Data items
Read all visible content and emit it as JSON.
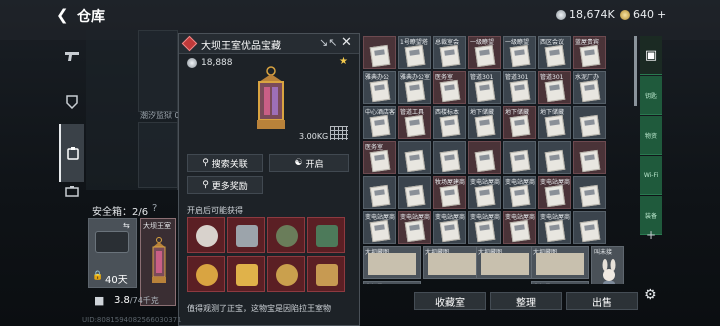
{
  "header": {
    "back_icon": "chevron-left-icon",
    "title": "仓库",
    "silver": "18,674K",
    "gold": "640",
    "gold_plus": "+"
  },
  "nav": [
    "pistol-icon",
    "armor-icon",
    "backpack-icon",
    "briefcase-icon"
  ],
  "stash": {
    "tide_label": "潮汐监狱 0/"
  },
  "safe": {
    "title": "安全箱：2/6",
    "help": "?",
    "days": "40天",
    "lantern_label": "大坝王室"
  },
  "weight": {
    "value": "3.8",
    "unit": "/74千克"
  },
  "popup": {
    "title": "大坝王室优品宝藏",
    "price": "18,888",
    "weight": "3.00KG",
    "buttons": {
      "search": "搜索关联",
      "open": "开启",
      "more": "更多奖励"
    },
    "reward_label": "开启后可能获得",
    "rewards": [
      {
        "icon": "bunny-figure-icon",
        "color": "#d8d2cc"
      },
      {
        "icon": "knife-icon",
        "color": "#9ca4ab"
      },
      {
        "icon": "ammo-box-icon",
        "color": "#6a7d5a"
      },
      {
        "icon": "card-icon",
        "color": "#4d7a5a"
      },
      {
        "icon": "ring-icon",
        "color": "#d9a441"
      },
      {
        "icon": "gold-bar-icon",
        "color": "#e0b24a"
      },
      {
        "icon": "watch-icon",
        "color": "#caa04d"
      },
      {
        "icon": "compass-icon",
        "color": "#c79a52"
      }
    ],
    "footer": "值得观测了正宝，这物宝是因陷拉王室物"
  },
  "grid": {
    "cells": [
      [
        "",
        "1号瞭望塔",
        "总裁室会",
        "一级瞭望",
        "一级瞭望",
        "西区会议",
        "蓝屋贵宾"
      ],
      [
        "雅典办公",
        "雅典办公室",
        "医务室",
        "管道301",
        "管道301",
        "管道301",
        "水泥厂办"
      ],
      [
        "中心酒店客",
        "管道工具",
        "西楼标本",
        "地下储藏",
        "地下储藏",
        "地下储藏",
        ""
      ],
      [
        "医务室",
        "",
        "",
        "",
        "",
        "",
        ""
      ],
      [
        "",
        "",
        "牧场屋建商",
        "变电站屋商",
        "变电站屋商",
        "变电站屋商",
        ""
      ],
      [
        "变电站屋商",
        "变电站屋商",
        "变电站屋商",
        "变电站屋商",
        "变电站屋商",
        "变电站屋商",
        ""
      ]
    ],
    "maps": [
      "大坝藏图",
      "大坝藏图",
      "大坝藏图",
      "大坝藏图",
      "大坝藏图",
      "大坝藏图"
    ],
    "bunny_label": "叫未接"
  },
  "right_tabs": [
    "钥匙",
    "物资",
    "Wi-Fi",
    "装备"
  ],
  "bottom": {
    "collect": "收藏室",
    "sort": "整理",
    "sell": "出售"
  },
  "uid": "UID:8081594082566030371"
}
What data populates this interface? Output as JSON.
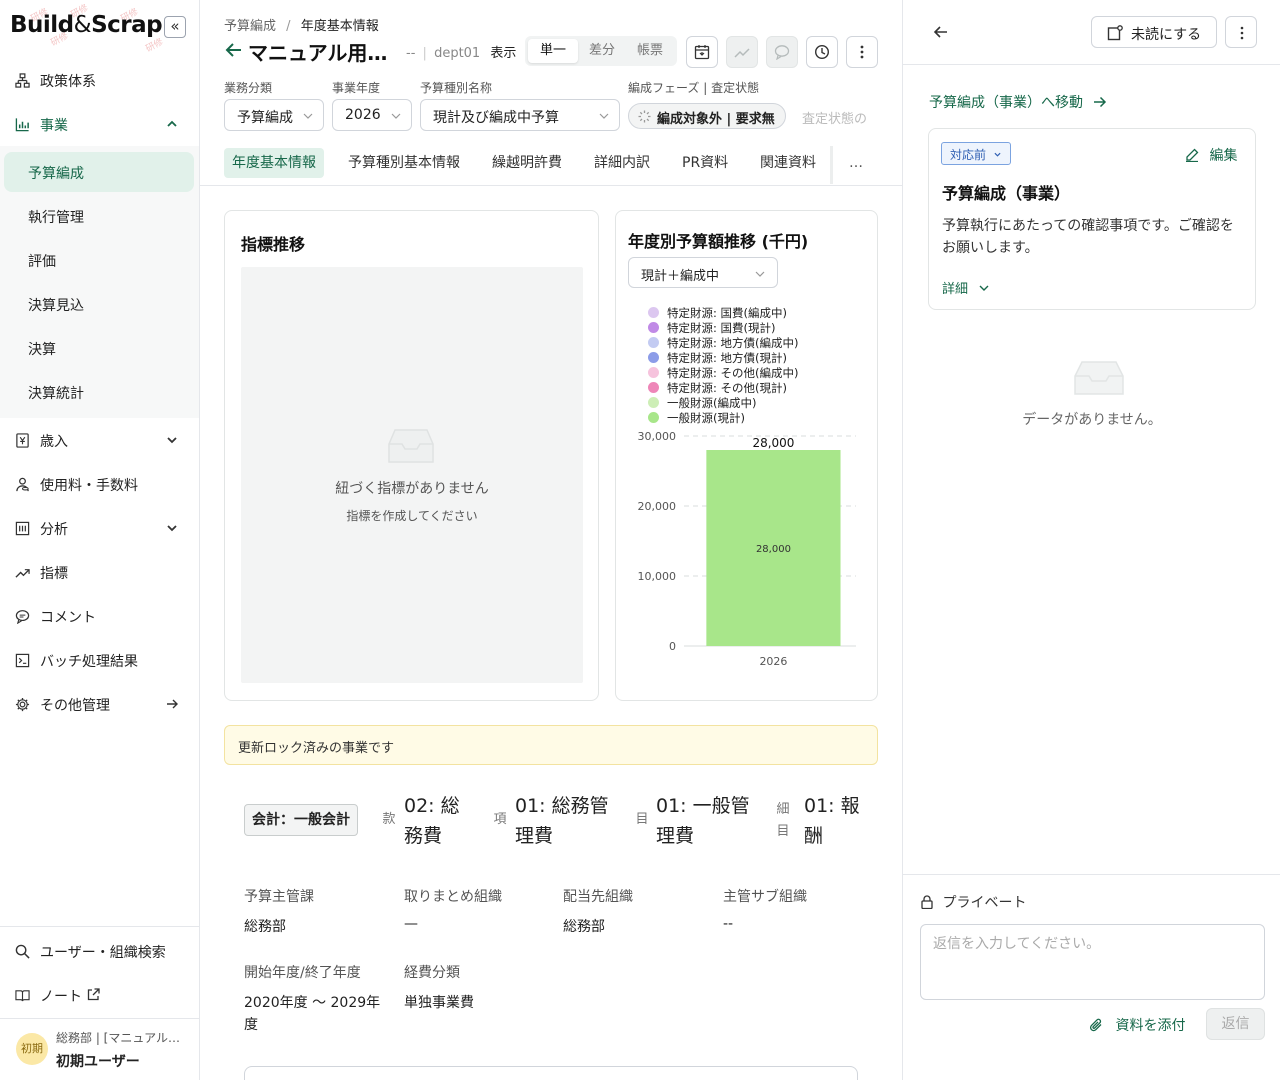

#### The request:
Your job is to transcribe the entries above exactly; skip the pictures.

#### Answer for this exercise:
Read all visible content and emit it as JSON.
{
  "header": {
    "back_icon": "chevron-left-icon",
    "title": "仓库",
    "silver": "18,674K",
    "gold": "640",
    "gold_plus": "+"
  },
  "nav": [
    "pistol-icon",
    "armor-icon",
    "backpack-icon",
    "briefcase-icon"
  ],
  "stash": {
    "tide_label": "潮汐监狱 0/"
  },
  "safe": {
    "title": "安全箱：2/6",
    "help": "?",
    "days": "40天",
    "lantern_label": "大坝王室"
  },
  "weight": {
    "value": "3.8",
    "unit": "/74千克"
  },
  "popup": {
    "title": "大坝王室优品宝藏",
    "price": "18,888",
    "weight": "3.00KG",
    "buttons": {
      "search": "搜索关联",
      "open": "开启",
      "more": "更多奖励"
    },
    "reward_label": "开启后可能获得",
    "rewards": [
      {
        "icon": "bunny-figure-icon",
        "color": "#d8d2cc"
      },
      {
        "icon": "knife-icon",
        "color": "#9ca4ab"
      },
      {
        "icon": "ammo-box-icon",
        "color": "#6a7d5a"
      },
      {
        "icon": "card-icon",
        "color": "#4d7a5a"
      },
      {
        "icon": "ring-icon",
        "color": "#d9a441"
      },
      {
        "icon": "gold-bar-icon",
        "color": "#e0b24a"
      },
      {
        "icon": "watch-icon",
        "color": "#caa04d"
      },
      {
        "icon": "compass-icon",
        "color": "#c79a52"
      }
    ],
    "footer": "值得观测了正宝，这物宝是因陷拉王室物"
  },
  "grid": {
    "cells": [
      [
        "",
        "1号瞭望塔",
        "总裁室会",
        "一级瞭望",
        "一级瞭望",
        "西区会议",
        "蓝屋贵宾"
      ],
      [
        "雅典办公",
        "雅典办公室",
        "医务室",
        "管道301",
        "管道301",
        "管道301",
        "水泥厂办"
      ],
      [
        "中心酒店客",
        "管道工具",
        "西楼标本",
        "地下储藏",
        "地下储藏",
        "地下储藏",
        ""
      ],
      [
        "医务室",
        "",
        "",
        "",
        "",
        "",
        ""
      ],
      [
        "",
        "",
        "牧场屋建商",
        "变电站屋商",
        "变电站屋商",
        "变电站屋商",
        ""
      ],
      [
        "变电站屋商",
        "变电站屋商",
        "变电站屋商",
        "变电站屋商",
        "变电站屋商",
        "变电站屋商",
        ""
      ]
    ],
    "maps": [
      "大坝藏图",
      "大坝藏图",
      "大坝藏图",
      "大坝藏图",
      "大坝藏图",
      "大坝藏图"
    ],
    "bunny_label": "叫未接"
  },
  "right_tabs": [
    "钥匙",
    "物资",
    "Wi-Fi",
    "装备"
  ],
  "bottom": {
    "collect": "收藏室",
    "sort": "整理",
    "sell": "出售"
  },
  "uid": "UID:8081594082566030371"
}
What data populates this interface? Output as JSON.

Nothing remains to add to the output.